# START OF Data records
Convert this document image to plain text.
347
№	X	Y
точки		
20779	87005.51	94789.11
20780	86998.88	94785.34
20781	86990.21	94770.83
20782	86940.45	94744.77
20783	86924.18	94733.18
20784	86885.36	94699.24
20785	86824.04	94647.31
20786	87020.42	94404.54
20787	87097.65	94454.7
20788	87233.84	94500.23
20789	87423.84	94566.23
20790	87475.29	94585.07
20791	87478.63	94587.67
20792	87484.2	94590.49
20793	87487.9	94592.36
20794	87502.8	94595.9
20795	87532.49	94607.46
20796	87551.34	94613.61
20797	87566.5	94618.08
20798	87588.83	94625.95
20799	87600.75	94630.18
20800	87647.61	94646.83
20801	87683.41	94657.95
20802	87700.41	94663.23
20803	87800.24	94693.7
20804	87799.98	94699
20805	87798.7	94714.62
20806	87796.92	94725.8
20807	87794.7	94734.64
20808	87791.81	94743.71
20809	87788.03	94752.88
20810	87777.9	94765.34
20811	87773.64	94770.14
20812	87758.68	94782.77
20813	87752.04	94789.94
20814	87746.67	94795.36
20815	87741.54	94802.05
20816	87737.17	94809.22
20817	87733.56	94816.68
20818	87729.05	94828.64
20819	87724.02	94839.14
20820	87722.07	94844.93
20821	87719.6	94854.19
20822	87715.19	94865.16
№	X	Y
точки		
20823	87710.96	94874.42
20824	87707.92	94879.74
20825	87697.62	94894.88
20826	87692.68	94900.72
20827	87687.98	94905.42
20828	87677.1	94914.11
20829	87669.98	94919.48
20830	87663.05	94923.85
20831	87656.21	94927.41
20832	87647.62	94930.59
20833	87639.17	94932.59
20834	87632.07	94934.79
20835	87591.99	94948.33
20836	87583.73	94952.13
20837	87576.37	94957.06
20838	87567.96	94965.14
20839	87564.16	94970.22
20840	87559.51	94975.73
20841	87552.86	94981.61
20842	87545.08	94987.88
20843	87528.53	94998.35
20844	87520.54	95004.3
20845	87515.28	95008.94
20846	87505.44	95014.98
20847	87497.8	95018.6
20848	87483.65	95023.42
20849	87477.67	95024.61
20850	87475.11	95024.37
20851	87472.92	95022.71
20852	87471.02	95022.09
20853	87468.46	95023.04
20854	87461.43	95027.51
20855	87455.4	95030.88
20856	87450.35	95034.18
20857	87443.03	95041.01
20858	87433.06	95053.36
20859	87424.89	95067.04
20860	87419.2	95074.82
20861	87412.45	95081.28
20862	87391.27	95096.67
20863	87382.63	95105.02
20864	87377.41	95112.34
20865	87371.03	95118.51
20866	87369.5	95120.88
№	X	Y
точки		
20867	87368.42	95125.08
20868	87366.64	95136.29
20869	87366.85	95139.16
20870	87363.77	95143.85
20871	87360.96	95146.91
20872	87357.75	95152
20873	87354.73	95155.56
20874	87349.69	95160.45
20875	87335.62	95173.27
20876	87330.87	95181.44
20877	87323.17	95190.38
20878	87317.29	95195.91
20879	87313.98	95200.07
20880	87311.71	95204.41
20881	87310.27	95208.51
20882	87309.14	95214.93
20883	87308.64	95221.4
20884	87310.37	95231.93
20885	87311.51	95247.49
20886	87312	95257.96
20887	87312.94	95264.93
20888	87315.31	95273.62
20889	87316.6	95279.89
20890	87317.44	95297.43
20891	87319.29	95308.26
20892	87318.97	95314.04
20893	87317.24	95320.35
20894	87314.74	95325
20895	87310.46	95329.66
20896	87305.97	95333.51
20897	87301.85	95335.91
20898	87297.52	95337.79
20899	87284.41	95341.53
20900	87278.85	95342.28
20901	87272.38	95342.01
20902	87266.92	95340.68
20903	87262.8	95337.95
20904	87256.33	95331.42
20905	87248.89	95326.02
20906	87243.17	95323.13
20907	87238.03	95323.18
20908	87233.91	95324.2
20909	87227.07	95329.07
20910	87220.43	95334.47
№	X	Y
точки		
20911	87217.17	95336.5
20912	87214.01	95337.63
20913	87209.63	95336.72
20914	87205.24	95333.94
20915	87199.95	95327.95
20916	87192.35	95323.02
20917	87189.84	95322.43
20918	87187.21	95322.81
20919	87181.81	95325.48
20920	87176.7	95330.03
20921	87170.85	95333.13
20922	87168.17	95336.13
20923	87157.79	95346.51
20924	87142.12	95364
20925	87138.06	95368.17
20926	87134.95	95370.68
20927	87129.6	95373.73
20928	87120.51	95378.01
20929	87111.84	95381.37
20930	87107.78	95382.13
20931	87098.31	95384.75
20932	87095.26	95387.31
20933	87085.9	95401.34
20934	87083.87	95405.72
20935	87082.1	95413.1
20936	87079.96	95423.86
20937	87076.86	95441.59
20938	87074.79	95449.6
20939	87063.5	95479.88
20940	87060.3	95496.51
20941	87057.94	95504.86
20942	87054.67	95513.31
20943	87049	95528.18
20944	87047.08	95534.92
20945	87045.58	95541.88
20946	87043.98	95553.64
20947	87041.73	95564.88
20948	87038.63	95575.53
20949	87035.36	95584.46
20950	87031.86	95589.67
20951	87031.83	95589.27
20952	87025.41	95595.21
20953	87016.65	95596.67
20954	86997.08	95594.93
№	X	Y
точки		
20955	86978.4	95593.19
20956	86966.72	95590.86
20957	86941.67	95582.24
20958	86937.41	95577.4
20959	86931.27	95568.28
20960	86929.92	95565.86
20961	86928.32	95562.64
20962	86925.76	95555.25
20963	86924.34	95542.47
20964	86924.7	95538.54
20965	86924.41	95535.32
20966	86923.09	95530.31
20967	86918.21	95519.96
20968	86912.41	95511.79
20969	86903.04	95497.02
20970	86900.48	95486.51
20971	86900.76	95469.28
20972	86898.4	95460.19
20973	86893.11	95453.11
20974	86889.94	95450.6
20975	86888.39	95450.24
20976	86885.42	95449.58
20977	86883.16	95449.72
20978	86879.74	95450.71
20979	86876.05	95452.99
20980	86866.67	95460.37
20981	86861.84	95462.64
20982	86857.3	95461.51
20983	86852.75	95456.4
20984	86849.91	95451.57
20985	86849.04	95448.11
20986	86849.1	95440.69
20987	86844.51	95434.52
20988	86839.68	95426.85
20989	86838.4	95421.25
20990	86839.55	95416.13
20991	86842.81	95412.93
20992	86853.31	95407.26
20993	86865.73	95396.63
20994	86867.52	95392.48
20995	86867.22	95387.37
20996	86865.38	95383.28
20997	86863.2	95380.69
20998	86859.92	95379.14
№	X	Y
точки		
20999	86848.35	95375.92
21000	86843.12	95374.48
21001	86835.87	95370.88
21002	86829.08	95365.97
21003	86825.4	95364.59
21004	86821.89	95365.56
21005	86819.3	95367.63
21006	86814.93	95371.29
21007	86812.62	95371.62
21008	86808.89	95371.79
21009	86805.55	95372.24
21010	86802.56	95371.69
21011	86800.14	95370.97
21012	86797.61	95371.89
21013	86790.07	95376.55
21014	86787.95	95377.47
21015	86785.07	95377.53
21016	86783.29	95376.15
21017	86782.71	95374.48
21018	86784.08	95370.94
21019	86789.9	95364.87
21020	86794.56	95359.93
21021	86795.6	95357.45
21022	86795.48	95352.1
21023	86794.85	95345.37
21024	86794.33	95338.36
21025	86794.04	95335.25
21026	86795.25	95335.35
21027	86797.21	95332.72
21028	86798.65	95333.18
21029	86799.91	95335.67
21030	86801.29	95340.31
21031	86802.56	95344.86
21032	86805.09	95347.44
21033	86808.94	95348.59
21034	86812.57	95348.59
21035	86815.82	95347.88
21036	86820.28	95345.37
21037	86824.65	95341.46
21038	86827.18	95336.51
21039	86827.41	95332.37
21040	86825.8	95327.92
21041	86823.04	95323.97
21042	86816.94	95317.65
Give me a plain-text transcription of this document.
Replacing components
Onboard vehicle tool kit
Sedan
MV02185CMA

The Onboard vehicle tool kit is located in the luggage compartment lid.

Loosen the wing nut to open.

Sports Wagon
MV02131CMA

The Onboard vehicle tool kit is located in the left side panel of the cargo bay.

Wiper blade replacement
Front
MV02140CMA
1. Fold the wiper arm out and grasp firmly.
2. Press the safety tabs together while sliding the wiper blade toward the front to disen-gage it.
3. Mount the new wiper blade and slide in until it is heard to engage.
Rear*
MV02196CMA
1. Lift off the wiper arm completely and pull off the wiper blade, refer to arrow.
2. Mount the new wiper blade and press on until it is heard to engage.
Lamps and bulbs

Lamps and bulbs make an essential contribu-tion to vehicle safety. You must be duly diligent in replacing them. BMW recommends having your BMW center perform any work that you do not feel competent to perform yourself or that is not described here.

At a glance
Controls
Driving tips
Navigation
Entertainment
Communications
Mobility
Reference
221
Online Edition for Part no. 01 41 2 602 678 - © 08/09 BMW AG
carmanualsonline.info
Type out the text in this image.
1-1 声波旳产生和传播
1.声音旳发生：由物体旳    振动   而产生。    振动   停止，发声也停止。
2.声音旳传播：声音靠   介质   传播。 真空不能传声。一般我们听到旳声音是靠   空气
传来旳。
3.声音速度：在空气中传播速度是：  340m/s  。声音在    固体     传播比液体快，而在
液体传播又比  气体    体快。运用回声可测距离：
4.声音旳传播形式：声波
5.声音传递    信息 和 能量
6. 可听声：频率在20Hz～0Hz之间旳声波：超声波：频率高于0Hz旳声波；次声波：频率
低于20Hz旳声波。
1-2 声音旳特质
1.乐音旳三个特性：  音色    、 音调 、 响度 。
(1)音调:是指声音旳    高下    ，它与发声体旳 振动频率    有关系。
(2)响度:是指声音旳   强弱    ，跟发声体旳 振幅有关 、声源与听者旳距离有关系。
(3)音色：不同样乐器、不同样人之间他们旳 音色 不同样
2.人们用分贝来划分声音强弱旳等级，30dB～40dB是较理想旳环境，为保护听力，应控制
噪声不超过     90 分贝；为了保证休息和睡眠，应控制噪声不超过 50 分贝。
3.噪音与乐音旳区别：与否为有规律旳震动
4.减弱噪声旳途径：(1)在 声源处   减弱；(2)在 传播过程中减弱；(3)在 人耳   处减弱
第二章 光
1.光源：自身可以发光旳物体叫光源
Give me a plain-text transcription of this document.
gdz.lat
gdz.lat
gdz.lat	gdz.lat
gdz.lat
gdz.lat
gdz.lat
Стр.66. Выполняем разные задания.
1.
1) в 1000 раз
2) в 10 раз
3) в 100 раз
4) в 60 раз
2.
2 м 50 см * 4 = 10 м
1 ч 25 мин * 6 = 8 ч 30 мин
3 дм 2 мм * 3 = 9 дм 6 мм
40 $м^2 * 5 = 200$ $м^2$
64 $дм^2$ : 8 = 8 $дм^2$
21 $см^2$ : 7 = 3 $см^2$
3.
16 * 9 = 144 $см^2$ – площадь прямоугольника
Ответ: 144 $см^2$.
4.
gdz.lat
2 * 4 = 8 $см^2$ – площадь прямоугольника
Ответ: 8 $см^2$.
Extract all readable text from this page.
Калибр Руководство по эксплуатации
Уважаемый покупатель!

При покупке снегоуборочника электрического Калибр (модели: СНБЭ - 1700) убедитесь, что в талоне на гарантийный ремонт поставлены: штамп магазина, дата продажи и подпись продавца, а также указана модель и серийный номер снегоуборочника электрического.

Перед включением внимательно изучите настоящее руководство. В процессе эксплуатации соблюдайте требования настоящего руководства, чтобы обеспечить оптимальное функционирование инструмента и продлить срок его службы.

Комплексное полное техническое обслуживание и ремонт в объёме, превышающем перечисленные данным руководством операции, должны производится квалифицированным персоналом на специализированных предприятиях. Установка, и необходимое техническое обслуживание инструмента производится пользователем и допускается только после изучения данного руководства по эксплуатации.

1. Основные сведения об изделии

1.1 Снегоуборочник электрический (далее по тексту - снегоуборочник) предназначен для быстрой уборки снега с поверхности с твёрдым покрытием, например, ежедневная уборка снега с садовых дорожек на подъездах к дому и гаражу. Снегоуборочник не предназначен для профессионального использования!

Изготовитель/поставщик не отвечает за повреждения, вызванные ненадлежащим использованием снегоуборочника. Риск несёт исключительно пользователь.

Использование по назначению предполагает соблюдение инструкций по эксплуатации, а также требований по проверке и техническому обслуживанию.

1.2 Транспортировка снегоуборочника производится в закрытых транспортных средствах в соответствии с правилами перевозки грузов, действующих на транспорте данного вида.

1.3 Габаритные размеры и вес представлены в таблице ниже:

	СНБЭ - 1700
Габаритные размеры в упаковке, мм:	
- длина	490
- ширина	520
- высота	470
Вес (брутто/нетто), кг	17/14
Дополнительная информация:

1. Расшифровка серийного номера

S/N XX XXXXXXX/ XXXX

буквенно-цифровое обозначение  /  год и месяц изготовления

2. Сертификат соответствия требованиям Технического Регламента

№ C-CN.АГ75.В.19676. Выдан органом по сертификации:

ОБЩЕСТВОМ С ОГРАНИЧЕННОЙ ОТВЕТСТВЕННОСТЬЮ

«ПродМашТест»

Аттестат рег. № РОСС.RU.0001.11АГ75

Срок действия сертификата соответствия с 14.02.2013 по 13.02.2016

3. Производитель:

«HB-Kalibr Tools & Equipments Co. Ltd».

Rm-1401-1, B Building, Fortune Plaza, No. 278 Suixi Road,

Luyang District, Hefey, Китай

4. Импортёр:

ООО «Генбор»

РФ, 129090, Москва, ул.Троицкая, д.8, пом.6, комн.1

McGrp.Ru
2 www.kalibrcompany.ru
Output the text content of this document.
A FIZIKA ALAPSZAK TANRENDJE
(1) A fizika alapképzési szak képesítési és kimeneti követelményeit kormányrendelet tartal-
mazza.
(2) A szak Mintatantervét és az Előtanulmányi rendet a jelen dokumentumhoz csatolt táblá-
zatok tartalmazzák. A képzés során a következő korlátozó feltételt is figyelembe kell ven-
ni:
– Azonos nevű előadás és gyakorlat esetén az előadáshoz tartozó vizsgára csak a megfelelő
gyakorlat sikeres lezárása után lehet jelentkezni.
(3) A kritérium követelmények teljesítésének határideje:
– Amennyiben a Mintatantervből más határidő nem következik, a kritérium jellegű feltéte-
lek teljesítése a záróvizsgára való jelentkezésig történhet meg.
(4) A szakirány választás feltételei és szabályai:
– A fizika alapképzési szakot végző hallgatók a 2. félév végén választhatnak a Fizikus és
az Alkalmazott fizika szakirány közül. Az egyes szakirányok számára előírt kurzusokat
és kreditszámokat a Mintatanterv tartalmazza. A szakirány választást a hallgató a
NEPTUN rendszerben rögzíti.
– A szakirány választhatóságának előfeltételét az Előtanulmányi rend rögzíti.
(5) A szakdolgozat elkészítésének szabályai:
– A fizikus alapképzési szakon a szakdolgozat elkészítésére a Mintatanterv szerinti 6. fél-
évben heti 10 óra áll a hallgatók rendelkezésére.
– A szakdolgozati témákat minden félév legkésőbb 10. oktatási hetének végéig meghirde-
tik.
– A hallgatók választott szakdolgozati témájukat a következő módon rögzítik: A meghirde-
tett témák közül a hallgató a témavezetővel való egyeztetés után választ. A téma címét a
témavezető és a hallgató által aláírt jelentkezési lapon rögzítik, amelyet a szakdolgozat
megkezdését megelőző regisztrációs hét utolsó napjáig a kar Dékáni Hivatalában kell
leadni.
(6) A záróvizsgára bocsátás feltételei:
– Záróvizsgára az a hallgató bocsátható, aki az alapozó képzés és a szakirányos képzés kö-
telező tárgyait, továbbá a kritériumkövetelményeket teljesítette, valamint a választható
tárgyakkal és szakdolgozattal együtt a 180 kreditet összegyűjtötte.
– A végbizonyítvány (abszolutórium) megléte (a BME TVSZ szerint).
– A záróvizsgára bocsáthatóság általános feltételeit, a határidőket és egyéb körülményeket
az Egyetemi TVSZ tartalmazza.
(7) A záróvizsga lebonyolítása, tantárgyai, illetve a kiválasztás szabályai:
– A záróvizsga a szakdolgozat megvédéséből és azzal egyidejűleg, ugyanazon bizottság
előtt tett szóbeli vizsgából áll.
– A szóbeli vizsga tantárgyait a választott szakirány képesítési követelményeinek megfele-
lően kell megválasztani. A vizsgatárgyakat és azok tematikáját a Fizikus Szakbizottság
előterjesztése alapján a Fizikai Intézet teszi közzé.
# END OF Data records
* [Prompt]:
From the entries above, collect every line with the string "Előtanulmányi" in it.

* [Full solution]:
(2) A szak Mintatantervét és az Előtanulmányi rendet a jelen dokumentumhoz csatolt táblá-
– A szakirány választhatóságának előfeltételét az Előtanulmányi rend rögzíti.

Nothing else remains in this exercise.